(Saved data entries)

● ● ●

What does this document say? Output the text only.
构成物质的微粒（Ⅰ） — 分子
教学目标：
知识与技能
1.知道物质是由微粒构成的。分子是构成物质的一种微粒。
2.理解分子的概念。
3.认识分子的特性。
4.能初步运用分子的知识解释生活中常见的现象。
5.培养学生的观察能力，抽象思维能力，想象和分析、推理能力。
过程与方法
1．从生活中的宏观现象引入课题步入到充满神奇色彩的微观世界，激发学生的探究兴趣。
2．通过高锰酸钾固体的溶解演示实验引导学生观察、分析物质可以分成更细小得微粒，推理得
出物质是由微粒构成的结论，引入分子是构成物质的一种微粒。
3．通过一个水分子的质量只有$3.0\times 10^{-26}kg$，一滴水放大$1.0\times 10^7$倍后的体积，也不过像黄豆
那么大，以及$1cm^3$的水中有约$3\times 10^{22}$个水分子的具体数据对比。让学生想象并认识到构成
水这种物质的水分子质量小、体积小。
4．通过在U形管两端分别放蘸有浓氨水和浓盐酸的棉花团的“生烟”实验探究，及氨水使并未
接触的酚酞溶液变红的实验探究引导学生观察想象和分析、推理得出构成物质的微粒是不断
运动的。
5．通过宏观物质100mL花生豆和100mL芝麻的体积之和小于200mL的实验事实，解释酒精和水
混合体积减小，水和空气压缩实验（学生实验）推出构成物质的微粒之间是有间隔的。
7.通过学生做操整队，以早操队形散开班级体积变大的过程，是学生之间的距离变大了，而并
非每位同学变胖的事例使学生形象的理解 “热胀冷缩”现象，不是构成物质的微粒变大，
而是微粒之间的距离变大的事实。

● ● ●

__Task to carry out__
Write out the entries above once more, without altering anything.

__Final result__
What does this document say? Output the text only.
构成物质的微粒（Ⅰ） — 分子
教学目标：
知识与技能
1.知道物质是由微粒构成的。分子是构成物质的一种微粒。
2.理解分子的概念。
3.认识分子的特性。
4.能初步运用分子的知识解释生活中常见的现象。
5.培养学生的观察能力，抽象思维能力，想象和分析、推理能力。
过程与方法
1．从生活中的宏观现象引入课题步入到充满神奇色彩的微观世界，激发学生的探究兴趣。
2．通过高锰酸钾固体的溶解演示实验引导学生观察、分析物质可以分成更细小得微粒，推理得
出物质是由微粒构成的结论，引入分子是构成物质的一种微粒。
3．通过一个水分子的质量只有$3.0\times 10^{-26}kg$，一滴水放大$1.0\times 10^7$倍后的体积，也不过像黄豆
那么大，以及$1cm^3$的水中有约$3\times 10^{22}$个水分子的具体数据对比。让学生想象并认识到构成
水这种物质的水分子质量小、体积小。
4．通过在U形管两端分别放蘸有浓氨水和浓盐酸的棉花团的“生烟”实验探究，及氨水使并未
接触的酚酞溶液变红的实验探究引导学生观察想象和分析、推理得出构成物质的微粒是不断
运动的。
5．通过宏观物质100mL花生豆和100mL芝麻的体积之和小于200mL的实验事实，解释酒精和水
混合体积减小，水和空气压缩实验（学生实验）推出构成物质的微粒之间是有间隔的。
7.通过学生做操整队，以早操队形散开班级体积变大的过程，是学生之间的距离变大了，而并
非每位同学变胖的事例使学生形象的理解 “热胀冷缩”现象，不是构成物质的微粒变大，
而是微粒之间的距离变大的事实。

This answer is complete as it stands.